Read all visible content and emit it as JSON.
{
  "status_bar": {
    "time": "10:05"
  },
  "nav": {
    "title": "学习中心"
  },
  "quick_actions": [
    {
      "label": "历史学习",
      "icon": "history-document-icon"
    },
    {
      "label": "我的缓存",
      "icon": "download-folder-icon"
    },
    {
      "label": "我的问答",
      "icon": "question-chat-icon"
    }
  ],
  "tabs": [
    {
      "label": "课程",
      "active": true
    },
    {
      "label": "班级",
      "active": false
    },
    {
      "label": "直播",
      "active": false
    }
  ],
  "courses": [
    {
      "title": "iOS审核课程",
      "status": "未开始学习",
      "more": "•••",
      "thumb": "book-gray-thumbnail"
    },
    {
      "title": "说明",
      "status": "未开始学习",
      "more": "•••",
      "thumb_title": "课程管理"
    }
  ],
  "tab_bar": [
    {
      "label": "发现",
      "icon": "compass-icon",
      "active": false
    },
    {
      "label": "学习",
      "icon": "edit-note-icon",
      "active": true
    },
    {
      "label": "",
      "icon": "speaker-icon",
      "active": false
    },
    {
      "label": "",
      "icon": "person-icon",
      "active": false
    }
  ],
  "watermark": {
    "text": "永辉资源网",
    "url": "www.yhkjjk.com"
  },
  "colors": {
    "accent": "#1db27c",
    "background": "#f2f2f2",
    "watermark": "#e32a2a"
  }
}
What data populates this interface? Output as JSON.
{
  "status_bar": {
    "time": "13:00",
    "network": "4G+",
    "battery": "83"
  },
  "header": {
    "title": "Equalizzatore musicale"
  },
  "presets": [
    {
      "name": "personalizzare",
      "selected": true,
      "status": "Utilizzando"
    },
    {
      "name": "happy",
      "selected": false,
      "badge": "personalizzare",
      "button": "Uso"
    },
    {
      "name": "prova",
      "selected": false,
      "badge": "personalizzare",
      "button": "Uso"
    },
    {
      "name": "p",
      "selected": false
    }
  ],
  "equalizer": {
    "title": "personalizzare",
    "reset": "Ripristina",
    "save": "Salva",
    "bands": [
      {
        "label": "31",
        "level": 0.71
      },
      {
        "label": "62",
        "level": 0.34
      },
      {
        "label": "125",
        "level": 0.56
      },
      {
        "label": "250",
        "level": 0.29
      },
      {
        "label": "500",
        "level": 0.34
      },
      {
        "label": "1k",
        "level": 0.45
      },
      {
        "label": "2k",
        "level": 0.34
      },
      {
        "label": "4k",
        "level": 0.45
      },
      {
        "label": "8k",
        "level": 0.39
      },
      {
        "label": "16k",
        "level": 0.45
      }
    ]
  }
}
--
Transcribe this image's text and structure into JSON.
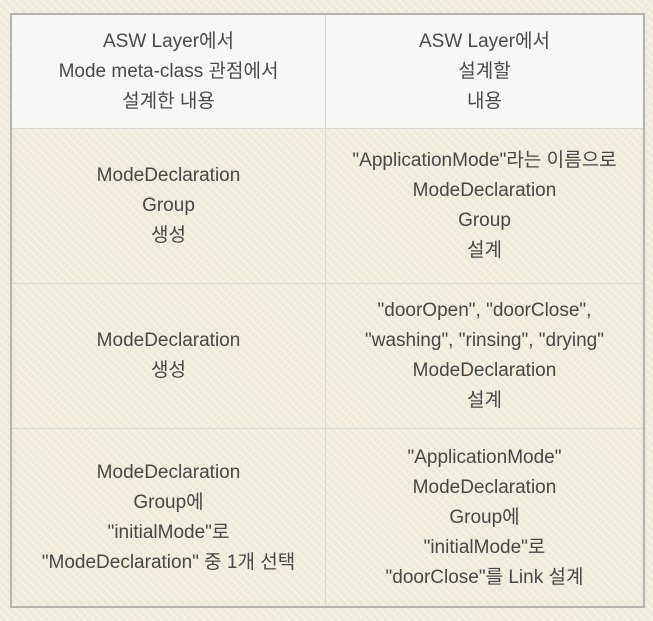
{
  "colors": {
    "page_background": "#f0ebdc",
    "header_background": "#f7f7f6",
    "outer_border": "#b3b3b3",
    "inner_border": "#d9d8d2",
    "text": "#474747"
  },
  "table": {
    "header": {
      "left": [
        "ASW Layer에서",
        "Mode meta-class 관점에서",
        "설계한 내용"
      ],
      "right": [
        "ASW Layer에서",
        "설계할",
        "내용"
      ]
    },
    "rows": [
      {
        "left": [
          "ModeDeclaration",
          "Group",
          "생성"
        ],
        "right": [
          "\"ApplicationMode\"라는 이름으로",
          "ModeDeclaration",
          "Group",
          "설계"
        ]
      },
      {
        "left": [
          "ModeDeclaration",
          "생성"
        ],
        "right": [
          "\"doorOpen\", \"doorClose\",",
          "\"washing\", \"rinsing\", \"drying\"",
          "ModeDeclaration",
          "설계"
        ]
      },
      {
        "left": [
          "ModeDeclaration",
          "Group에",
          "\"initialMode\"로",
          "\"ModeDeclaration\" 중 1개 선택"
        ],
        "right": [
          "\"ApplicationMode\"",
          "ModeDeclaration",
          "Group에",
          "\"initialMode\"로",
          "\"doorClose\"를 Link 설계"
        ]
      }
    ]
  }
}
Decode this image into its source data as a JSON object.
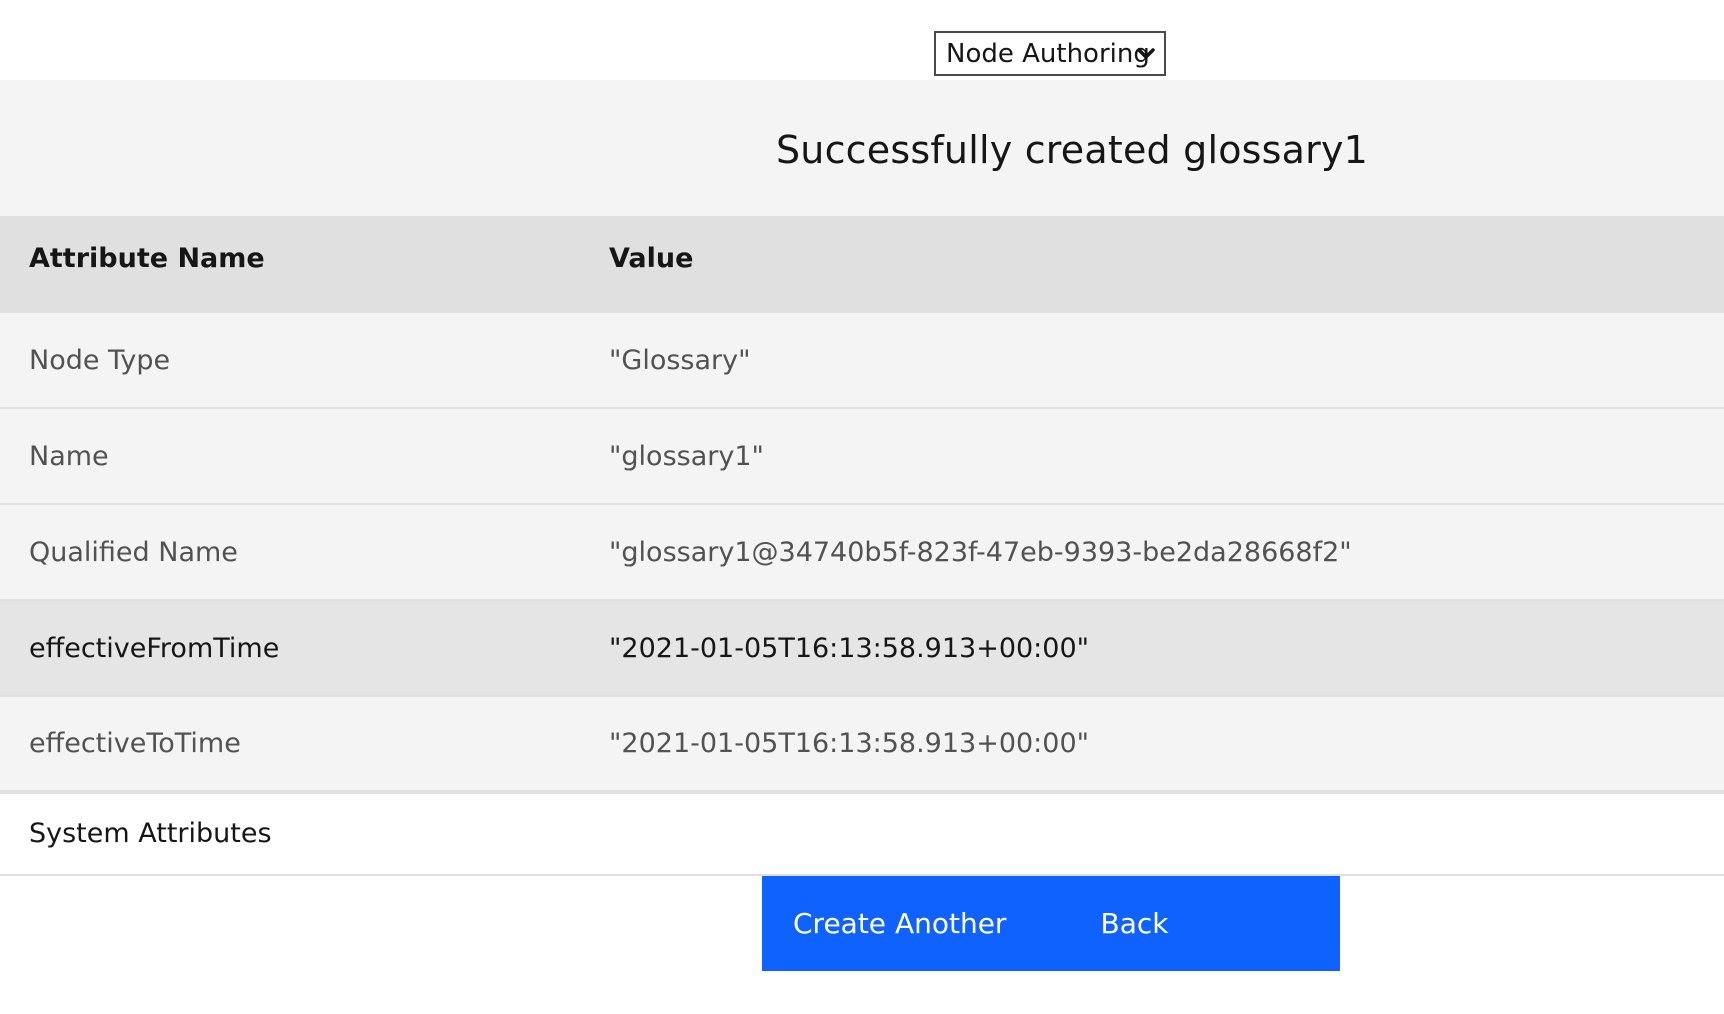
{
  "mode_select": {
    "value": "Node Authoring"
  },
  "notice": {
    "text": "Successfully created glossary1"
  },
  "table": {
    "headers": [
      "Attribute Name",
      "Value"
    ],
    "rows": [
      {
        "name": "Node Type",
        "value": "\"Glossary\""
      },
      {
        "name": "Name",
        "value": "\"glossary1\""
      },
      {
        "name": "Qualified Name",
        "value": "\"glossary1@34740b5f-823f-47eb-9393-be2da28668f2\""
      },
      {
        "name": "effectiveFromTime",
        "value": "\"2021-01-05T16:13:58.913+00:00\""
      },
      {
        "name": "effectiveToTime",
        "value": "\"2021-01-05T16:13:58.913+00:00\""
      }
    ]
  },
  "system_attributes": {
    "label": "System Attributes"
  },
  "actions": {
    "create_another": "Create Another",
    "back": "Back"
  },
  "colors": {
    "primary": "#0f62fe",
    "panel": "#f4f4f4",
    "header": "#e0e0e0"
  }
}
---
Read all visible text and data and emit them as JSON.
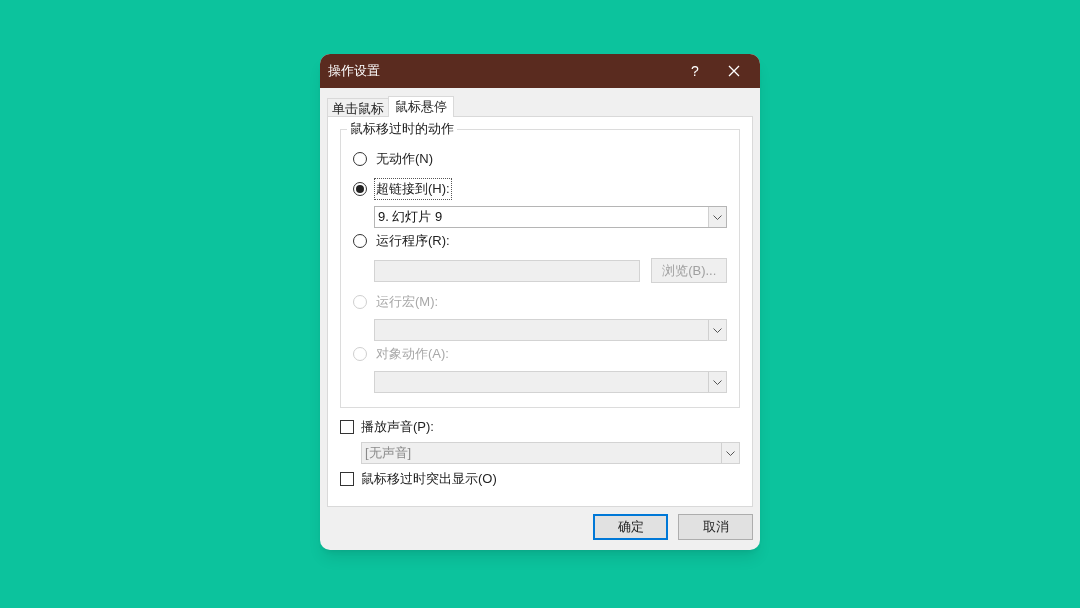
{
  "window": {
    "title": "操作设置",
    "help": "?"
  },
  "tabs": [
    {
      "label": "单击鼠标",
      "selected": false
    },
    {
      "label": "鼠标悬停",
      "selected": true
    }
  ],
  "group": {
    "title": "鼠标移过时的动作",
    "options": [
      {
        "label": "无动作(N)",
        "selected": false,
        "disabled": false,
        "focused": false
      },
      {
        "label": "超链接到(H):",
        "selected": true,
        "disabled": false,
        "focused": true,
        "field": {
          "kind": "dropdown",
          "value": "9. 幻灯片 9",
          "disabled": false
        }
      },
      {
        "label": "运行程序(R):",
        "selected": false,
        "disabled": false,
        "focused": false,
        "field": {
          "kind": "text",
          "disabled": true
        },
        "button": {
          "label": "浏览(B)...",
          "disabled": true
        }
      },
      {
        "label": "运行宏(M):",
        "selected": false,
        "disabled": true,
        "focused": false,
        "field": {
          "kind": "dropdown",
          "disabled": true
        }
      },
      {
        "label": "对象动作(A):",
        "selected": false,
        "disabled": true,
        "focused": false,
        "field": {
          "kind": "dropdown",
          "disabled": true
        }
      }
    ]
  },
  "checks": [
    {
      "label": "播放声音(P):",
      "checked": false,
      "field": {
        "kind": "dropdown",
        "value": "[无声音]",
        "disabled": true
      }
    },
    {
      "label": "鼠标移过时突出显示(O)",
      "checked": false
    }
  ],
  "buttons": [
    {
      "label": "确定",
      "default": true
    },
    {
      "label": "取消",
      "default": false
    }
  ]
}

== Exercise goal ==
The answer is a single number: how many lines include the word "personalizzare"?

== Solution below ==
4